**What you will do**
Locate the string "Gerencial" throughout the material and copy every line in which it occurs.

**Input for this task**

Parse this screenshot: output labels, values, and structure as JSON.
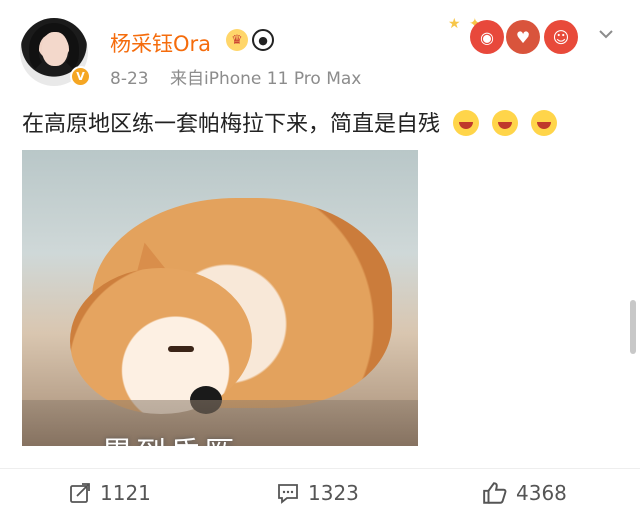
{
  "post": {
    "author": {
      "name": "杨采钰Ora",
      "verified": true,
      "badge_icons": [
        "crown-badge-icon",
        "panda-badge-icon"
      ]
    },
    "time": "8-23",
    "source": "来自iPhone 11 Pro Max",
    "text": "在高原地区练一套帕梅拉下来，简直是自残",
    "emoji_count": 3,
    "image": {
      "caption": "累到昏厥"
    }
  },
  "actions": {
    "repost_count": "1121",
    "comment_count": "1323",
    "like_count": "4368"
  },
  "colors": {
    "username": "#f56c0c",
    "meta": "#8c8c8c",
    "verified_badge": "#f5a623",
    "text": "#222222"
  }
}
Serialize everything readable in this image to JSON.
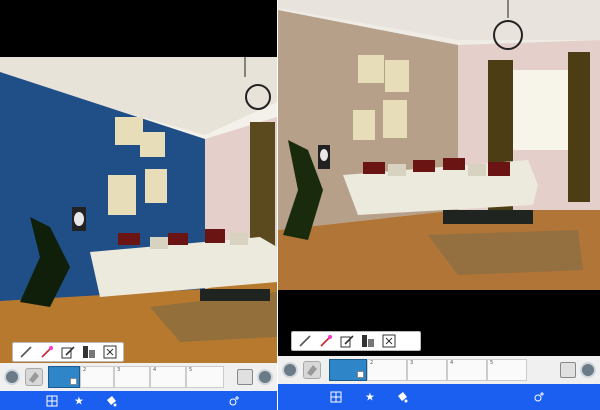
{
  "colors": {
    "accent_blue": "#1a5ff0",
    "active_swatch": "#2e86c8",
    "wall_blue": "#1f4f86",
    "wall_beige": "#b6a08a",
    "wall_pink": "#e4cfca",
    "floor": "#b7792e",
    "strip_bg": "#f0f0f0"
  },
  "toolbar": {
    "tools": [
      {
        "icon": "pencil-icon"
      },
      {
        "icon": "magic-wand-icon"
      },
      {
        "icon": "edit-icon"
      },
      {
        "icon": "layers-icon"
      },
      {
        "icon": "close-icon"
      }
    ]
  },
  "swatches": {
    "left": [
      {
        "num": "",
        "active": true
      },
      {
        "num": "2",
        "active": false
      },
      {
        "num": "3",
        "active": false
      },
      {
        "num": "4",
        "active": false
      },
      {
        "num": "5",
        "active": false
      }
    ],
    "right": [
      {
        "num": "",
        "active": true
      },
      {
        "num": "2",
        "active": false
      },
      {
        "num": "3",
        "active": false
      },
      {
        "num": "4",
        "active": false
      },
      {
        "num": "5",
        "active": false
      }
    ]
  },
  "bottom_nav": {
    "items": [
      {
        "icon": "grid-icon"
      },
      {
        "icon": "star-icon"
      },
      {
        "icon": "paint-bucket-icon"
      },
      {
        "icon": "add-color-icon"
      }
    ]
  }
}
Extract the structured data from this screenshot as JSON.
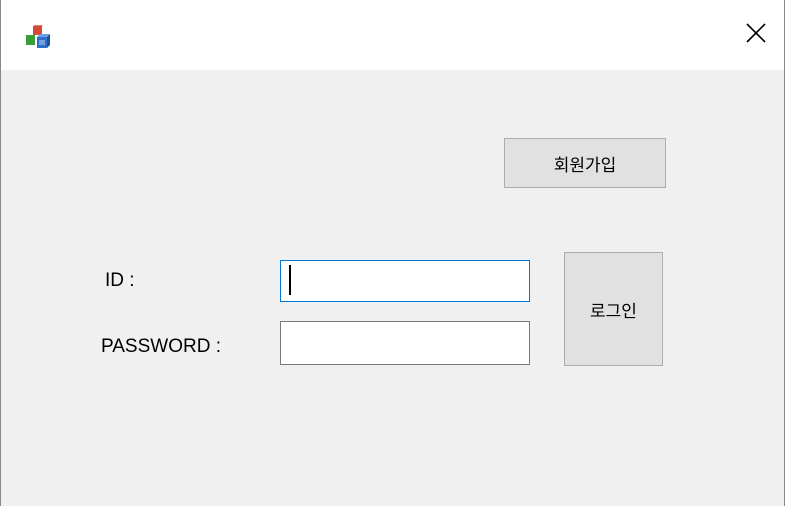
{
  "window": {
    "title": ""
  },
  "titlebar": {
    "app_icon": "app-cubes-icon",
    "close_icon": "close-icon",
    "close_glyph": "✕"
  },
  "form": {
    "signup_label": "회원가입",
    "login_label": "로그인",
    "id_label": "ID :",
    "password_label": "PASSWORD :",
    "id_value": "",
    "password_value": ""
  },
  "colors": {
    "background": "#f0f0f0",
    "titlebar": "#ffffff",
    "button_face": "#e1e1e1",
    "focus_border": "#0078d7"
  }
}
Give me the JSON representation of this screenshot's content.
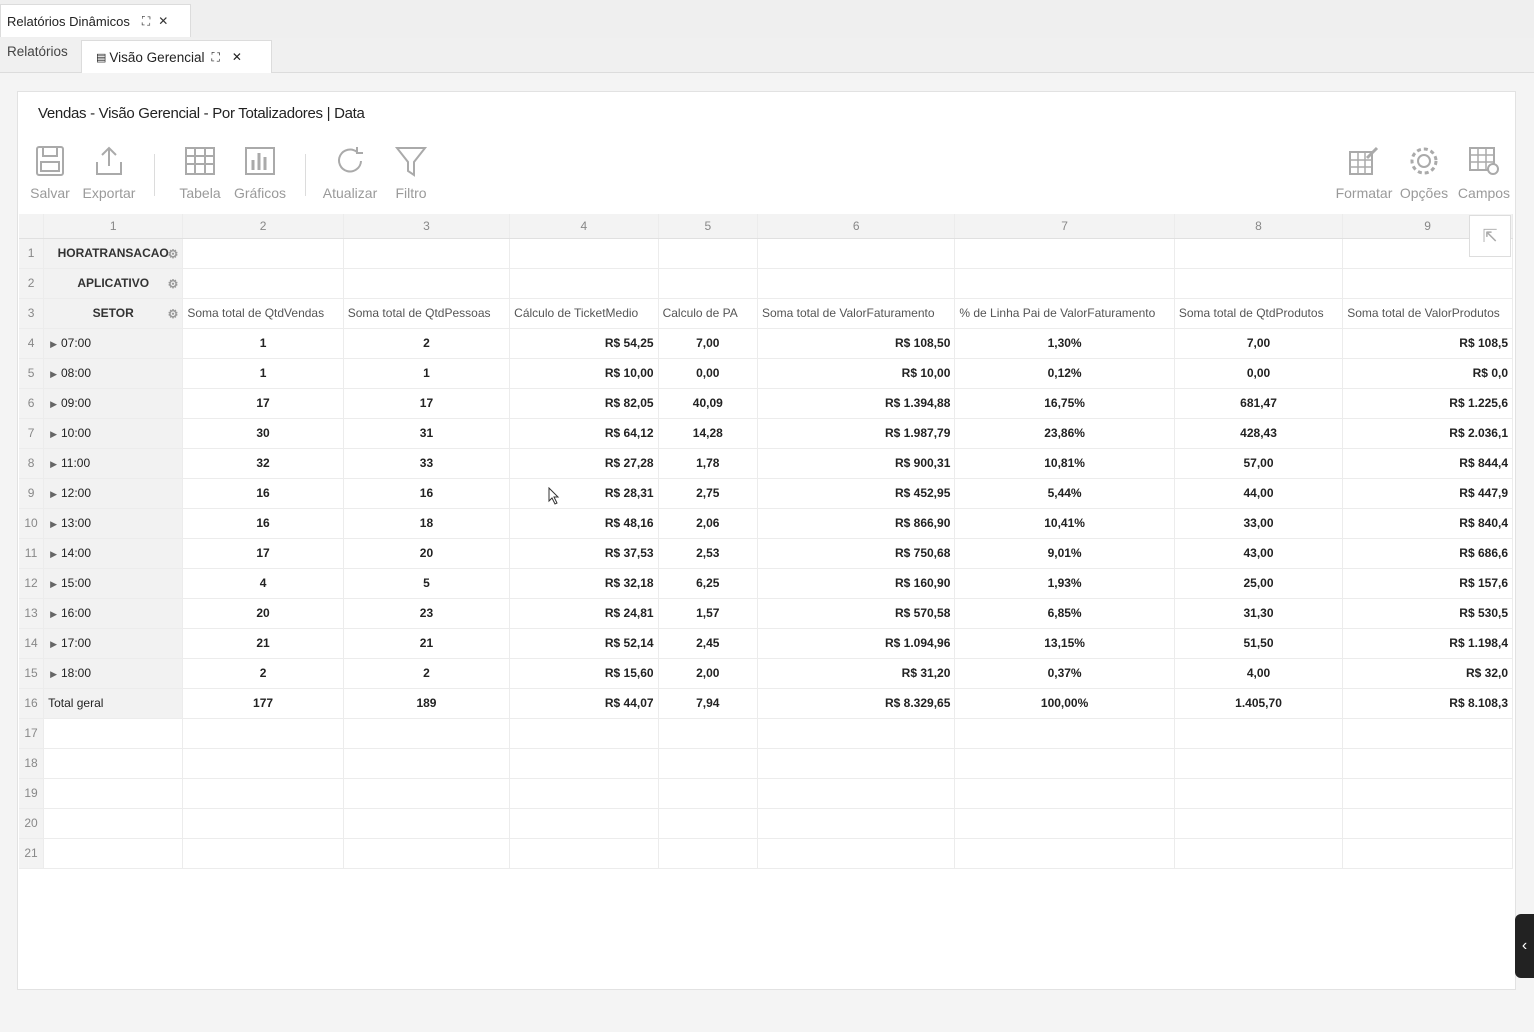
{
  "window_tab": {
    "title": "Relatórios Dinâmicos"
  },
  "tabs": {
    "first": "Relatórios",
    "active": "Visão Gerencial"
  },
  "report": {
    "title": "Vendas - Visão Gerencial - Por Totalizadores | Data"
  },
  "toolbar": {
    "save": "Salvar",
    "export": "Exportar",
    "table": "Tabela",
    "charts": "Gráficos",
    "refresh": "Atualizar",
    "filter": "Filtro",
    "format": "Formatar",
    "options": "Opções",
    "fields": "Campos"
  },
  "grid": {
    "col_numbers": [
      "1",
      "2",
      "3",
      "4",
      "5",
      "6",
      "7",
      "8",
      "9"
    ],
    "row_numbers": [
      "1",
      "2",
      "3",
      "4",
      "5",
      "6",
      "7",
      "8",
      "9",
      "10",
      "11",
      "12",
      "13",
      "14",
      "15",
      "16",
      "17",
      "18",
      "19",
      "20",
      "21"
    ],
    "fields": [
      "HORATRANSACAO",
      "APLICATIVO",
      "SETOR"
    ],
    "headers": [
      "Soma total de QtdVendas",
      "Soma total de QtdPessoas",
      "Cálculo de TicketMedio",
      "Calculo de PA",
      "Soma total de ValorFaturamento",
      "% de Linha Pai de ValorFaturamento",
      "Soma total de QtdProdutos",
      "Soma total de ValorProdutos"
    ],
    "rows": [
      {
        "label": "07:00",
        "vals": [
          "1",
          "2",
          "R$ 54,25",
          "7,00",
          "R$ 108,50",
          "1,30%",
          "7,00",
          "R$ 108,5"
        ]
      },
      {
        "label": "08:00",
        "vals": [
          "1",
          "1",
          "R$ 10,00",
          "0,00",
          "R$ 10,00",
          "0,12%",
          "0,00",
          "R$ 0,0"
        ]
      },
      {
        "label": "09:00",
        "vals": [
          "17",
          "17",
          "R$ 82,05",
          "40,09",
          "R$ 1.394,88",
          "16,75%",
          "681,47",
          "R$ 1.225,6"
        ]
      },
      {
        "label": "10:00",
        "vals": [
          "30",
          "31",
          "R$ 64,12",
          "14,28",
          "R$ 1.987,79",
          "23,86%",
          "428,43",
          "R$ 2.036,1"
        ]
      },
      {
        "label": "11:00",
        "vals": [
          "32",
          "33",
          "R$ 27,28",
          "1,78",
          "R$ 900,31",
          "10,81%",
          "57,00",
          "R$ 844,4"
        ]
      },
      {
        "label": "12:00",
        "vals": [
          "16",
          "16",
          "R$ 28,31",
          "2,75",
          "R$ 452,95",
          "5,44%",
          "44,00",
          "R$ 447,9"
        ]
      },
      {
        "label": "13:00",
        "vals": [
          "16",
          "18",
          "R$ 48,16",
          "2,06",
          "R$ 866,90",
          "10,41%",
          "33,00",
          "R$ 840,4"
        ]
      },
      {
        "label": "14:00",
        "vals": [
          "17",
          "20",
          "R$ 37,53",
          "2,53",
          "R$ 750,68",
          "9,01%",
          "43,00",
          "R$ 686,6"
        ]
      },
      {
        "label": "15:00",
        "vals": [
          "4",
          "5",
          "R$ 32,18",
          "6,25",
          "R$ 160,90",
          "1,93%",
          "25,00",
          "R$ 157,6"
        ]
      },
      {
        "label": "16:00",
        "vals": [
          "20",
          "23",
          "R$ 24,81",
          "1,57",
          "R$ 570,58",
          "6,85%",
          "31,30",
          "R$ 530,5"
        ]
      },
      {
        "label": "17:00",
        "vals": [
          "21",
          "21",
          "R$ 52,14",
          "2,45",
          "R$ 1.094,96",
          "13,15%",
          "51,50",
          "R$ 1.198,4"
        ]
      },
      {
        "label": "18:00",
        "vals": [
          "2",
          "2",
          "R$ 15,60",
          "2,00",
          "R$ 31,20",
          "0,37%",
          "4,00",
          "R$ 32,0"
        ]
      }
    ],
    "total": {
      "label": "Total geral",
      "vals": [
        "177",
        "189",
        "R$ 44,07",
        "7,94",
        "R$ 8.329,65",
        "100,00%",
        "1.405,70",
        "R$ 8.108,3"
      ]
    }
  }
}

**Answer to this problem**
    "active": "Visão Gerencial"
    "title": "Vendas - Visão Gerencial - Por Totalizadores | Data"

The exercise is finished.